_INSTRUCTION_: Which lines hold the word "установки"? Copy each of them from the material.
— START OF LISTING —
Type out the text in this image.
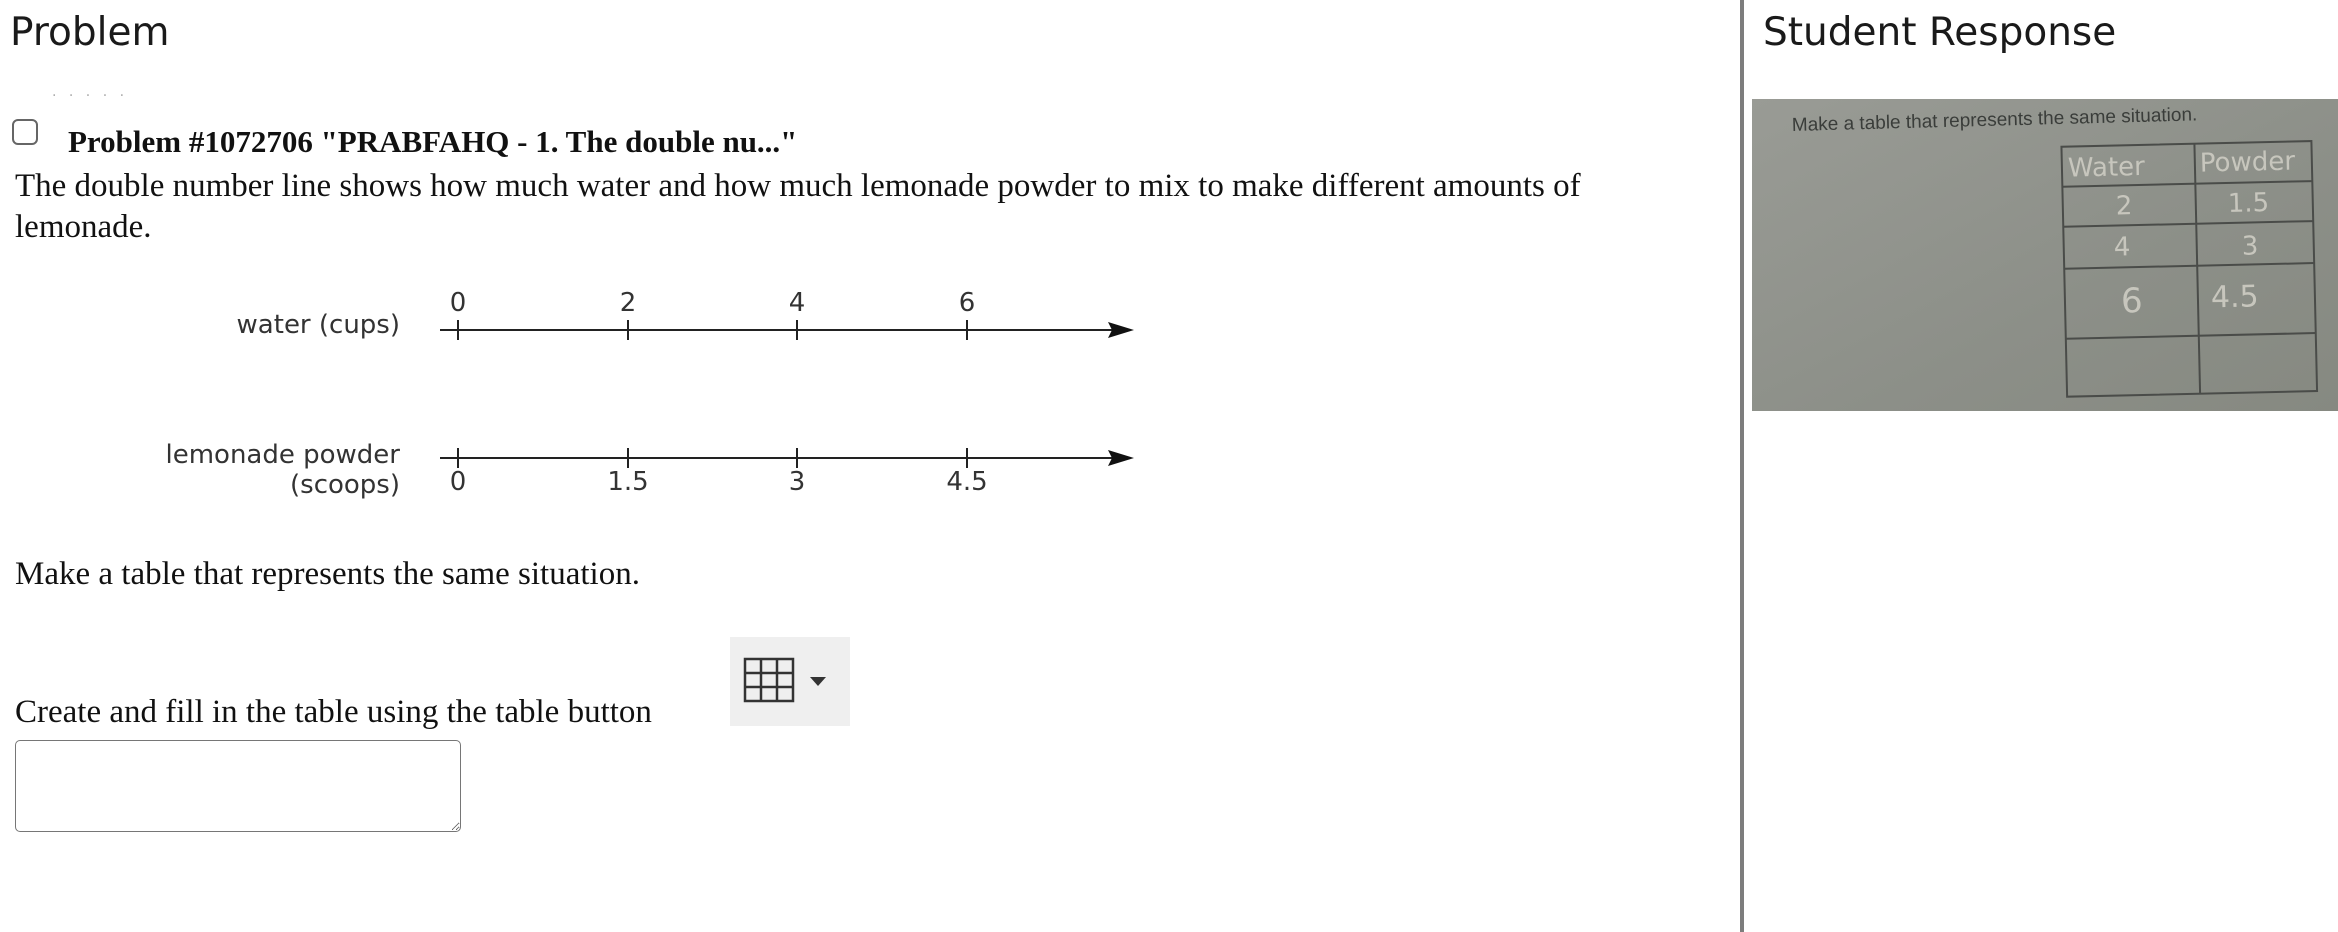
Problem
· · · · ·
Problem #1072706 "PRABFAHQ - 1. The double nu..."
The double number line shows how much water and how much lemonade powder to mix to make different amounts of lemonade.
water (cups)
0	2	4	6
lemonade powder (scoops)	0	1.5	3	4.5
Make a table that represents the same situation.
Create and fill in the table using the table button
Student Response
Make a table that represents the same situation.
Water Powder
2	1.5
4	3
6 4.5
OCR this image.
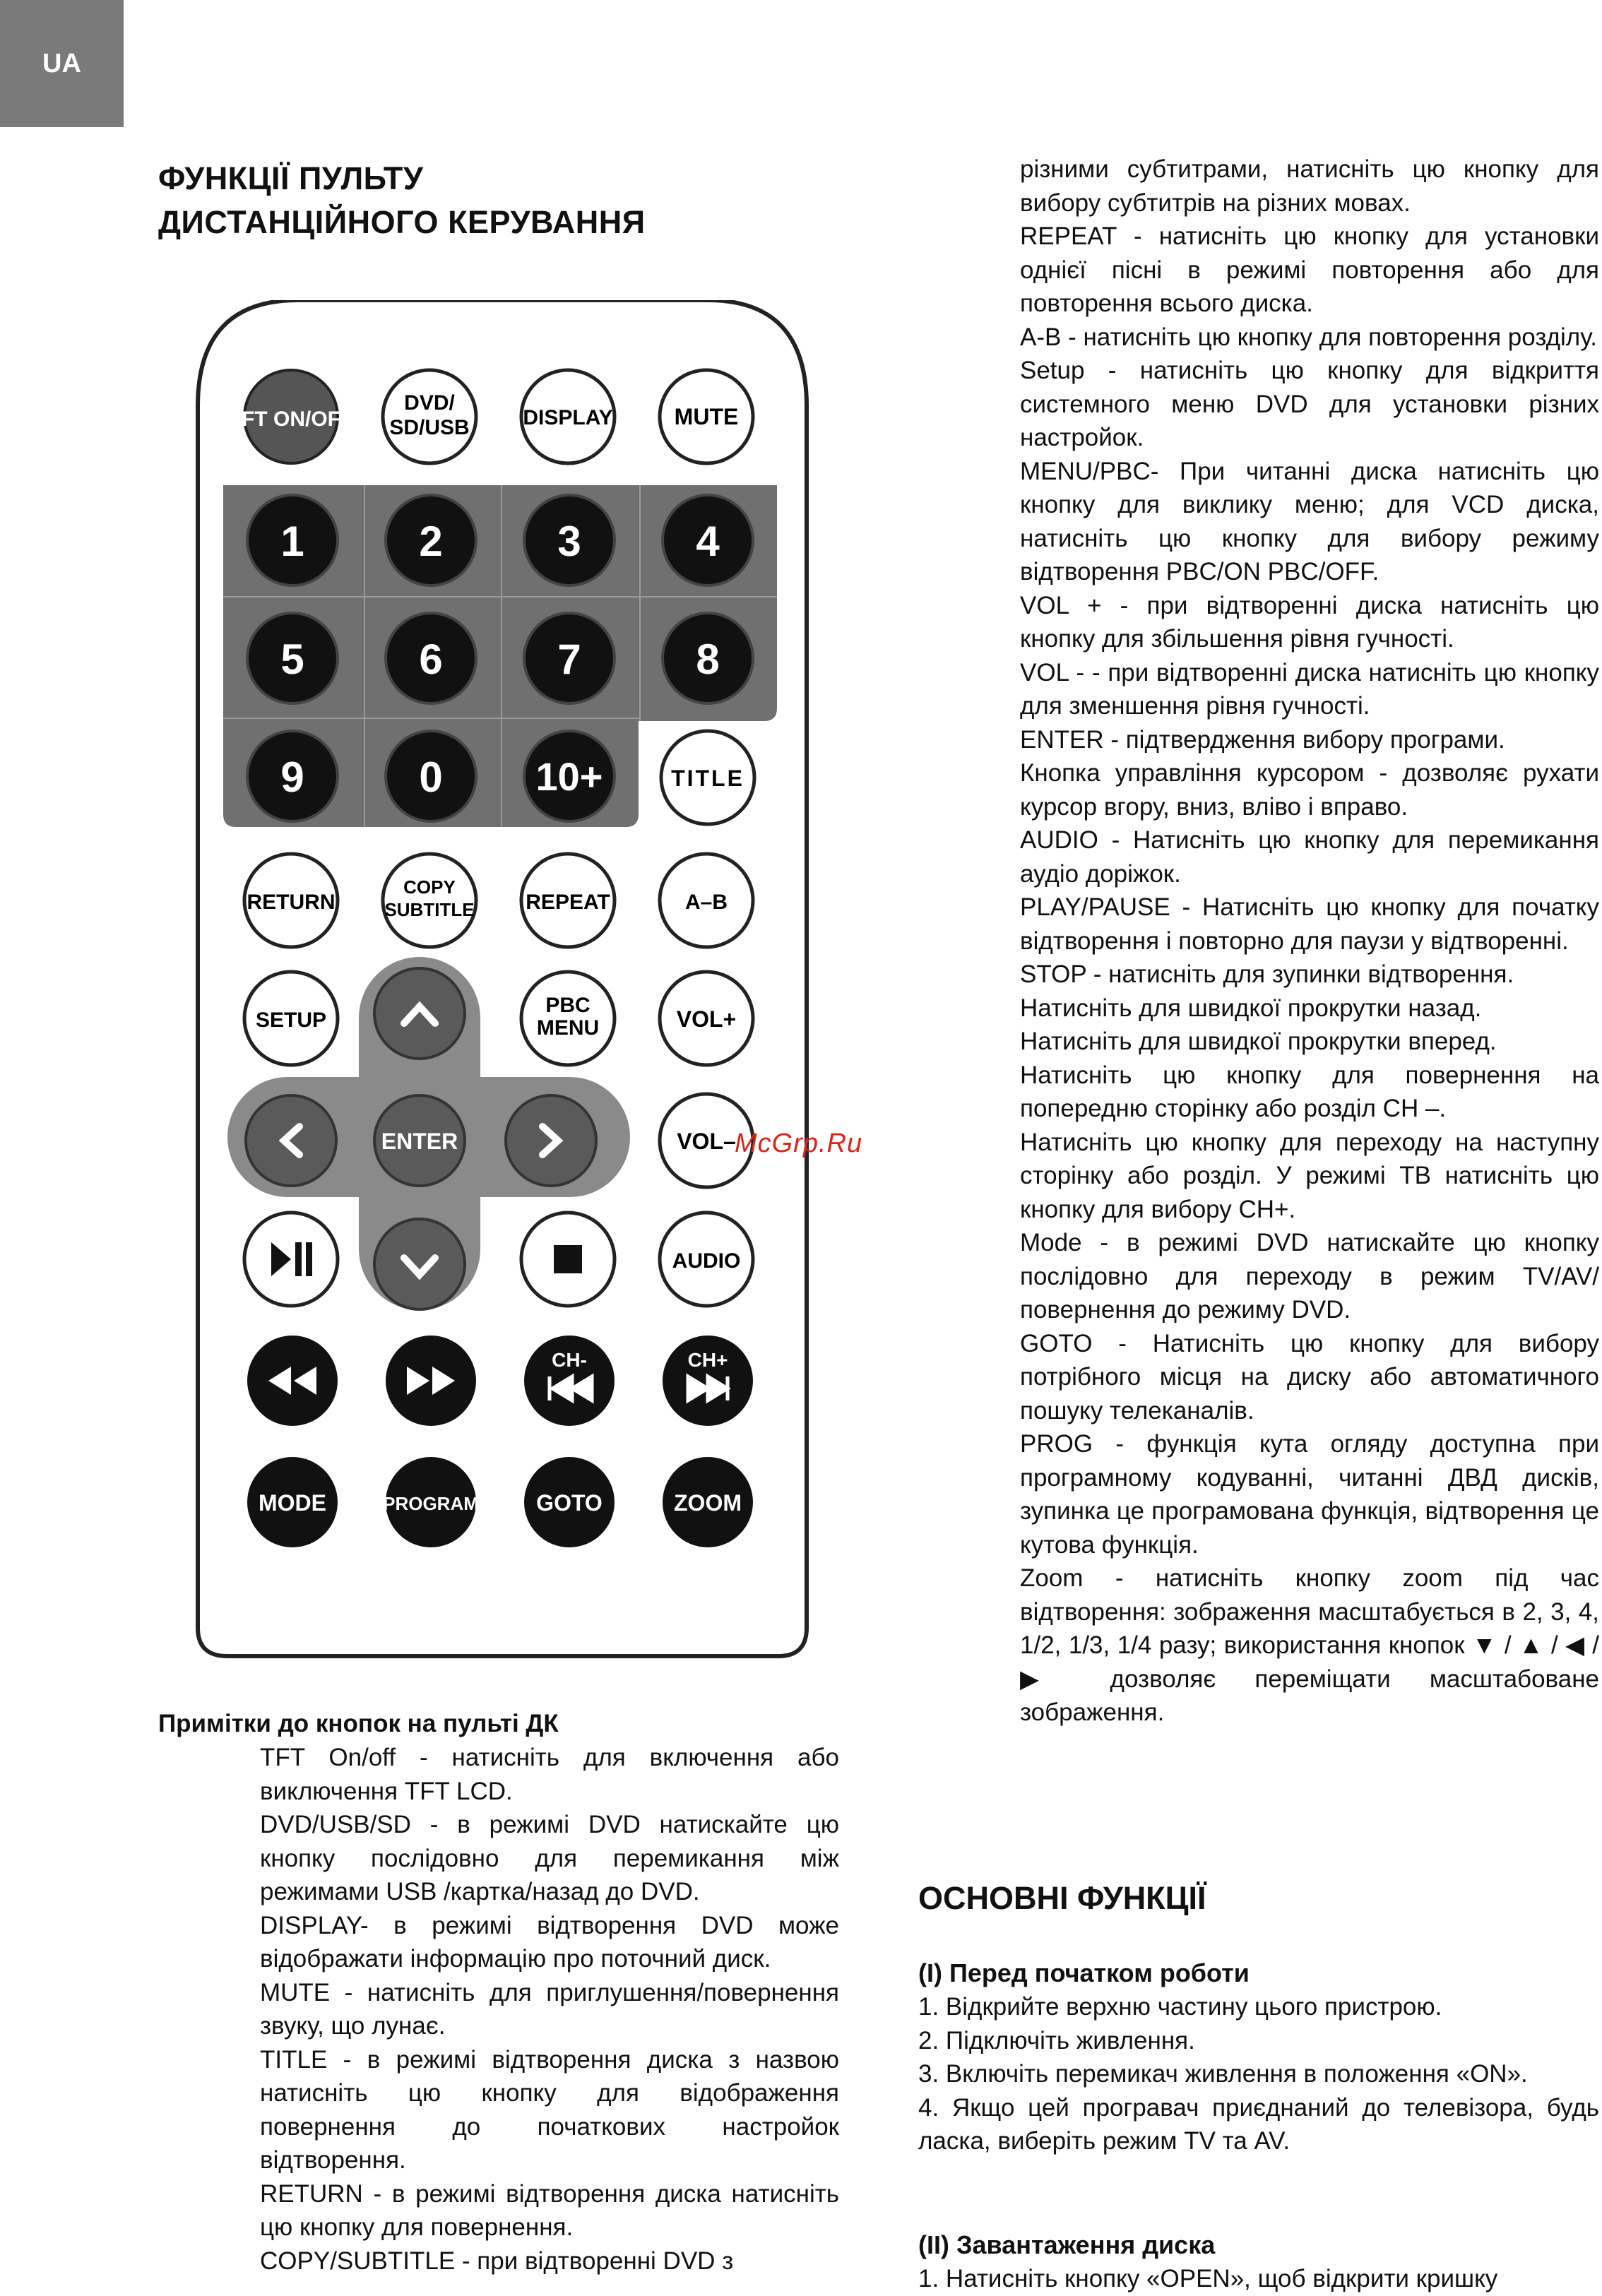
UA
ФУНКЦІЇ ПУЛЬТУ
ДИСТАНЦІЙНОГО КЕРУВАННЯ
TFT ON/OFF
DVD/
SD/USB	DISPLAY	MUTE
1	2	3	4
5	6	7	8
9	0 10+	TITLE
RETURN
COPY
SUBTITLE REPEAT	A–B
SETUP
PBC
MENU	VOL+
ENTER	VOL–
AUDIO
CH-	CH+
MODE	PROGRAM	GOTO	ZOOM
McGrp.Ru
Примітки до кнопок на пульті ДК

TFT On/off - натисніть для включення або виключення TFT LCD.

DVD/USB/SD - в режимі DVD натискайте цю кнопку послідовно для перемикання між режимами USB /картка/назад до DVD.

DISPLAY- в режимі відтворення DVD може відображати інформацію про поточний диск.

MUTE - натисніть для приглушення/повернення звуку, що лунає.

TITLE - в режимі відтворення диска з назвою натисніть цю кнопку для відображення повернення до початкових настройок відтворення.

RETURN - в режимі відтворення диска натисніть цю кнопку для повернення.

COPY/SUBTITLE - при відтворенні DVD з

різними субтитрами, натисніть цю кнопку для вибору субтитрів на різних мовах.

REPEAT - натисніть цю кнопку для установки однієї пісні в режимі повторення або для повторення всього диска.

A-B - натисніть цю кнопку для повторення розділу.

Setup - натисніть цю кнопку для відкриття системного меню DVD для установки різних настройок.

MENU/PBC- При читанні диска натисніть цю кнопку для виклику меню; для VCD диска, натисніть цю кнопку для вибору режиму відтворення PBC/ON PBC/OFF.

VOL + - при відтворенні диска натисніть цю кнопку для збільшення рівня гучності.

VOL - - при відтворенні диска натисніть цю кнопку для зменшення рівня гучності.

ENTER - підтвердження вибору програми.

Кнопка управління курсором - дозволяє рухати курсор вгору, вниз, вліво і вправо.

AUDIO - Натисніть цю кнопку для перемикання аудіо доріжок.

PLAY/PAUSE - Натисніть цю кнопку для початку відтворення і повторно для паузи у відтворенні.

STOP - натисніть для зупинки відтворення.

Натисніть для швидкої прокрутки назад.

Натисніть для швидкої прокрутки вперед.

Натисніть цю кнопку для повернення на попередню сторінку або розділ CH –.

Натисніть цю кнопку для переходу на наступну сторінку або розділ. У режимі ТВ натисніть цю кнопку для вибору CH+.

Mode - в режимі DVD натискайте цю кнопку послідовно для переходу в режим TV/AV/повернення до режиму DVD.

GOTO - Натисніть цю кнопку для вибору потрібного місця на диску або автоматичного пошуку телеканалів.

PROG - функція кута огляду доступна при програмному кодуванні, читанні ДВД дисків, зупинка це програмована функція, відтворення це кутова функція.

Zoom - натисніть кнопку zoom під час відтворення: зображення масштабується в 2, 3, 4, 1/2, 1/3, 1/4 разу; використання кнопок ▼ / ▲ / ◀ / ▶ дозволяє переміщати масштабоване зображення.

ОСНОВНІ ФУНКЦІЇ

(I) Перед початком роботи

1. Відкрийте верхню частину цього пристрою.

2. Підключіть живлення.

3. Включіть перемикач живлення в положення «ON».

4. Якщо цей програвач приєднаний до телевізора, будь ласка, виберіть режим TV та AV.

(II) Завантаження диска

1. Натисніть кнопку «OPEN», щоб відкрити кришку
— END OF LISTING —
_OUTPUT_:
REPEAT - натисніть цю кнопку для установки однієї пісні в режимі повторення або для повторення всього диска.
Setup - натисніть цю кнопку для відкриття системного меню DVD для установки різних настройок.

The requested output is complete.